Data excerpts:
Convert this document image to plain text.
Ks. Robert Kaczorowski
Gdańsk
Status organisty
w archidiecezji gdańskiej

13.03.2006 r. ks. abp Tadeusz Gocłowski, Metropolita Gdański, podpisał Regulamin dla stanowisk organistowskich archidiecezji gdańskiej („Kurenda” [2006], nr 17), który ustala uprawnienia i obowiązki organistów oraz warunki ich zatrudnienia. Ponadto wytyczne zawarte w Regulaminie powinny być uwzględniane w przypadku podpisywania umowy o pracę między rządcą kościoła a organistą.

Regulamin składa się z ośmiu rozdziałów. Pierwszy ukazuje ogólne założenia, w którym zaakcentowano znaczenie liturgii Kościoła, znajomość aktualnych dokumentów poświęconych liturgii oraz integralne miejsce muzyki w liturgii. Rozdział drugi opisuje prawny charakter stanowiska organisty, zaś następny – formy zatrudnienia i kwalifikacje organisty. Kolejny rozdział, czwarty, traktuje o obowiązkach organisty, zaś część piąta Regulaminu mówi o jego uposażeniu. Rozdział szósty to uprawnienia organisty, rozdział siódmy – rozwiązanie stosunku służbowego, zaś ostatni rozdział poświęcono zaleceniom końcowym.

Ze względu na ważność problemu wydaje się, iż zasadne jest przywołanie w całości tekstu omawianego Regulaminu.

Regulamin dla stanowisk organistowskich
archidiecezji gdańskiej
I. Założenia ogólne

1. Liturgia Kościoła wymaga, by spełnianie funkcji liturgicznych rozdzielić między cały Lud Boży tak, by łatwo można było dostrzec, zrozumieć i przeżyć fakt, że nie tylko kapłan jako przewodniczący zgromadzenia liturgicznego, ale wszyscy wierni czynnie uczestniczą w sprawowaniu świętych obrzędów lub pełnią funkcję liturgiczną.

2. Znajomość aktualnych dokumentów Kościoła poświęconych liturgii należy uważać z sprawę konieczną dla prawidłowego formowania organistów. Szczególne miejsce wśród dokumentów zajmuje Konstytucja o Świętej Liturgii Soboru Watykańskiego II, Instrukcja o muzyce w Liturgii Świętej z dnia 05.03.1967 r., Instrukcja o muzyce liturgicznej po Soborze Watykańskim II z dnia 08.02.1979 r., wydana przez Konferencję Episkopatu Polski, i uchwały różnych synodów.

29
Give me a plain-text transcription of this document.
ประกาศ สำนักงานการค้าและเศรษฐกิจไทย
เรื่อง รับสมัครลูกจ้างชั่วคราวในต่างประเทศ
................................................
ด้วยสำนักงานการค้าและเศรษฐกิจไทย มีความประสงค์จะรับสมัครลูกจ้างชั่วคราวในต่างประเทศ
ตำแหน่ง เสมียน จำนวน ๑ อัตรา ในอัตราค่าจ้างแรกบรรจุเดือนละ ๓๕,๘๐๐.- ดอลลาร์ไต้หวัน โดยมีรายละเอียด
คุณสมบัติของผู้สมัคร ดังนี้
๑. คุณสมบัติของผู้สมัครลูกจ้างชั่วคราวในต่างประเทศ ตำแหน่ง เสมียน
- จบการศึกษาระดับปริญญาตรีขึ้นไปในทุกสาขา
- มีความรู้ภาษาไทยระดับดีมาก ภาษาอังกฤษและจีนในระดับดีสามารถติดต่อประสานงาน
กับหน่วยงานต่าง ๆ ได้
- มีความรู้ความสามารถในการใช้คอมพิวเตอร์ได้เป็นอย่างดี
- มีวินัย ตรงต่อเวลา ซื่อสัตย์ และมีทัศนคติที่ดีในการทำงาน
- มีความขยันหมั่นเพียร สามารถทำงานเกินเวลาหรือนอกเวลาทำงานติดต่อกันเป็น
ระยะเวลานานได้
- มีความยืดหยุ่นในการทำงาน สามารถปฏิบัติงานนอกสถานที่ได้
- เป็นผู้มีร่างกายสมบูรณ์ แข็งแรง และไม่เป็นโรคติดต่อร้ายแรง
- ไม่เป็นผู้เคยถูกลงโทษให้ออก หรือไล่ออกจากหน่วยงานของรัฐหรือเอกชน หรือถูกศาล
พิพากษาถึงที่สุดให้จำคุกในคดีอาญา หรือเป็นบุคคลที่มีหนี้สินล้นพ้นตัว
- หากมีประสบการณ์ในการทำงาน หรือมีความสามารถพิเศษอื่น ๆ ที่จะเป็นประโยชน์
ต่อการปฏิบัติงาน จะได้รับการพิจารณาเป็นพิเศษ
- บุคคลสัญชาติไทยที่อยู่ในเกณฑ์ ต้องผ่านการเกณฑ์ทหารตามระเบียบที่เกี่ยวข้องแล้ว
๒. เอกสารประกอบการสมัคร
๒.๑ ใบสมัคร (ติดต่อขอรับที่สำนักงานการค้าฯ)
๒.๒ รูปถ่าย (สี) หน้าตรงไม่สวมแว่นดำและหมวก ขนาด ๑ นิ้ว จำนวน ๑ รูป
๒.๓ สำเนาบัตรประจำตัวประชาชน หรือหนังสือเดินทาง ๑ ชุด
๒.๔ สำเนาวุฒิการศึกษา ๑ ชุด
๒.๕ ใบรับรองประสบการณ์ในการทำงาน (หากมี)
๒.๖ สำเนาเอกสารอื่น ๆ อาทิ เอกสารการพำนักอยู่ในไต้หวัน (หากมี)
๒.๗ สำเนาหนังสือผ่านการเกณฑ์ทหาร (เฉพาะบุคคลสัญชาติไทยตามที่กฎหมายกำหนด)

▶ [Exercise goal] Extract the full set of entries word for word.

▶ [Task result]
Convert this document image to plain text.
Ks. Robert Kaczorowski
Gdańsk
Status organisty
w archidiecezji gdańskiej

13.03.2006 r. ks. abp Tadeusz Gocłowski, Metropolita Gdański, podpisał Regulamin dla stanowisk organistowskich archidiecezji gdańskiej („Kurenda” [2006], nr 17), który ustala uprawnienia i obowiązki organistów oraz warunki ich zatrudnienia. Ponadto wytyczne zawarte w Regulaminie powinny być uwzględniane w przypadku podpisywania umowy o pracę między rządcą kościoła a organistą.

Regulamin składa się z ośmiu rozdziałów. Pierwszy ukazuje ogólne założenia, w którym zaakcentowano znaczenie liturgii Kościoła, znajomość aktualnych dokumentów poświęconych liturgii oraz integralne miejsce muzyki w liturgii. Rozdział drugi opisuje prawny charakter stanowiska organisty, zaś następny – formy zatrudnienia i kwalifikacje organisty. Kolejny rozdział, czwarty, traktuje o obowiązkach organisty, zaś część piąta Regulaminu mówi o jego uposażeniu. Rozdział szósty to uprawnienia organisty, rozdział siódmy – rozwiązanie stosunku służbowego, zaś ostatni rozdział poświęcono zaleceniom końcowym.

Ze względu na ważność problemu wydaje się, iż zasadne jest przywołanie w całości tekstu omawianego Regulaminu.

Regulamin dla stanowisk organistowskich
archidiecezji gdańskiej
I. Założenia ogólne

1. Liturgia Kościoła wymaga, by spełnianie funkcji liturgicznych rozdzielić między cały Lud Boży tak, by łatwo można było dostrzec, zrozumieć i przeżyć fakt, że nie tylko kapłan jako przewodniczący zgromadzenia liturgicznego, ale wszyscy wierni czynnie uczestniczą w sprawowaniu świętych obrzędów lub pełnią funkcję liturgiczną.

2. Znajomość aktualnych dokumentów Kościoła poświęconych liturgii należy uważać z sprawę konieczną dla prawidłowego formowania organistów. Szczególne miejsce wśród dokumentów zajmuje Konstytucja o Świętej Liturgii Soboru Watykańskiego II, Instrukcja o muzyce w Liturgii Świętej z dnia 05.03.1967 r., Instrukcja o muzyce liturgicznej po Soborze Watykańskim II z dnia 08.02.1979 r., wydana przez Konferencję Episkopatu Polski, i uchwały różnych synodów.

29
Give me a plain-text transcription of this document.
ประกาศ สำนักงานการค้าและเศรษฐกิจไทย
เรื่อง รับสมัครลูกจ้างชั่วคราวในต่างประเทศ
................................................
ด้วยสำนักงานการค้าและเศรษฐกิจไทย มีความประสงค์จะรับสมัครลูกจ้างชั่วคราวในต่างประเทศ
ตำแหน่ง เสมียน จำนวน ๑ อัตรา ในอัตราค่าจ้างแรกบรรจุเดือนละ ๓๕,๘๐๐.- ดอลลาร์ไต้หวัน โดยมีรายละเอียด
คุณสมบัติของผู้สมัคร ดังนี้
๑. คุณสมบัติของผู้สมัครลูกจ้างชั่วคราวในต่างประเทศ ตำแหน่ง เสมียน
- จบการศึกษาระดับปริญญาตรีขึ้นไปในทุกสาขา
- มีความรู้ภาษาไทยระดับดีมาก ภาษาอังกฤษและจีนในระดับดีสามารถติดต่อประสานงาน
กับหน่วยงานต่าง ๆ ได้
- มีความรู้ความสามารถในการใช้คอมพิวเตอร์ได้เป็นอย่างดี
- มีวินัย ตรงต่อเวลา ซื่อสัตย์ และมีทัศนคติที่ดีในการทำงาน
- มีความขยันหมั่นเพียร สามารถทำงานเกินเวลาหรือนอกเวลาทำงานติดต่อกันเป็น
ระยะเวลานานได้
- มีความยืดหยุ่นในการทำงาน สามารถปฏิบัติงานนอกสถานที่ได้
- เป็นผู้มีร่างกายสมบูรณ์ แข็งแรง และไม่เป็นโรคติดต่อร้ายแรง
- ไม่เป็นผู้เคยถูกลงโทษให้ออก หรือไล่ออกจากหน่วยงานของรัฐหรือเอกชน หรือถูกศาล
พิพากษาถึงที่สุดให้จำคุกในคดีอาญา หรือเป็นบุคคลที่มีหนี้สินล้นพ้นตัว
- หากมีประสบการณ์ในการทำงาน หรือมีความสามารถพิเศษอื่น ๆ ที่จะเป็นประโยชน์
ต่อการปฏิบัติงาน จะได้รับการพิจารณาเป็นพิเศษ
- บุคคลสัญชาติไทยที่อยู่ในเกณฑ์ ต้องผ่านการเกณฑ์ทหารตามระเบียบที่เกี่ยวข้องแล้ว
๒. เอกสารประกอบการสมัคร
๒.๑ ใบสมัคร (ติดต่อขอรับที่สำนักงานการค้าฯ)
๒.๒ รูปถ่าย (สี) หน้าตรงไม่สวมแว่นดำและหมวก ขนาด ๑ นิ้ว จำนวน ๑ รูป
๒.๓ สำเนาบัตรประจำตัวประชาชน หรือหนังสือเดินทาง ๑ ชุด
๒.๔ สำเนาวุฒิการศึกษา ๑ ชุด
๒.๕ ใบรับรองประสบการณ์ในการทำงาน (หากมี)
๒.๖ สำเนาเอกสารอื่น ๆ อาทิ เอกสารการพำนักอยู่ในไต้หวัน (หากมี)
๒.๗ สำเนาหนังสือผ่านการเกณฑ์ทหาร (เฉพาะบุคคลสัญชาติไทยตามที่กฎหมายกำหนด)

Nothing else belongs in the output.